What the exercise asks: Copy out the material below line for line, without any changes, and leave out the pictures.

Data provided:
▽
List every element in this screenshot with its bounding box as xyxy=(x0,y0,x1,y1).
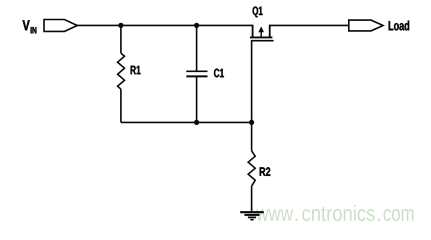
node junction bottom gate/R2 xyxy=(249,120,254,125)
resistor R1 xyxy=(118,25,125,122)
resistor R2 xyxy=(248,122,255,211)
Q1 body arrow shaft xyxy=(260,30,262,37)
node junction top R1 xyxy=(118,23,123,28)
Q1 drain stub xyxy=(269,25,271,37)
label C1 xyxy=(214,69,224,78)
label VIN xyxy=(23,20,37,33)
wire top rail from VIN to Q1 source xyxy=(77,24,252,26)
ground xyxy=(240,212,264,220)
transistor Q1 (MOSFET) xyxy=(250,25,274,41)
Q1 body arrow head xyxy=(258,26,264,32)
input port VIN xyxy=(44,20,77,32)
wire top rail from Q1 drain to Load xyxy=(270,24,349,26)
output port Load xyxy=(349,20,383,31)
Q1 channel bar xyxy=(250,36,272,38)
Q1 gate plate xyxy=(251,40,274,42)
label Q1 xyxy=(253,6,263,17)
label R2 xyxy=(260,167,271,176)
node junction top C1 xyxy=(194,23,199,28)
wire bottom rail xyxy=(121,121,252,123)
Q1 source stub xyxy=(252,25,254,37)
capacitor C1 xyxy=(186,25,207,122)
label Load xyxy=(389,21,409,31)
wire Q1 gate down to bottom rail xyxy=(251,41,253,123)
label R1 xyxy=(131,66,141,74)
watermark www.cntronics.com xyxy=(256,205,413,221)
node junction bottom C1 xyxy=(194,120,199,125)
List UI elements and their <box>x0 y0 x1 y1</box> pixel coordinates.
△
Task response:
List every element in this screenshot with its bounding box as xyxy=(x0,y0,x1,y1).
node junction bottom gate/R2 xyxy=(249,120,254,125)
resistor R1 xyxy=(118,25,125,122)
resistor R2 xyxy=(248,122,255,211)
Q1 body arrow shaft xyxy=(260,30,262,37)
node junction top R1 xyxy=(118,23,123,28)
Q1 drain stub xyxy=(269,25,271,37)
label C1 xyxy=(214,69,224,78)
label VIN xyxy=(23,20,37,33)
wire top rail from VIN to Q1 source xyxy=(77,24,252,26)
ground xyxy=(240,212,264,220)
transistor Q1 (MOSFET) xyxy=(250,25,274,41)
Q1 body arrow head xyxy=(258,26,264,32)
input port VIN xyxy=(44,20,77,32)
wire top rail from Q1 drain to Load xyxy=(270,24,349,26)
output port Load xyxy=(349,20,383,31)
Q1 channel bar xyxy=(250,36,272,38)
Q1 gate plate xyxy=(251,40,274,42)
label Q1 xyxy=(253,6,263,17)
label R2 xyxy=(260,167,271,176)
node junction top C1 xyxy=(194,23,199,28)
wire bottom rail xyxy=(121,121,252,123)
Q1 source stub xyxy=(252,25,254,37)
capacitor C1 xyxy=(186,25,207,122)
label Load xyxy=(389,21,409,31)
wire Q1 gate down to bottom rail xyxy=(251,41,253,123)
label R1 xyxy=(131,66,141,74)
watermark www.cntronics.com xyxy=(256,205,413,221)
node junction bottom C1 xyxy=(194,120,199,125)
List UI elements and their <box>x0 y0 x1 y1</box> pixel coordinates.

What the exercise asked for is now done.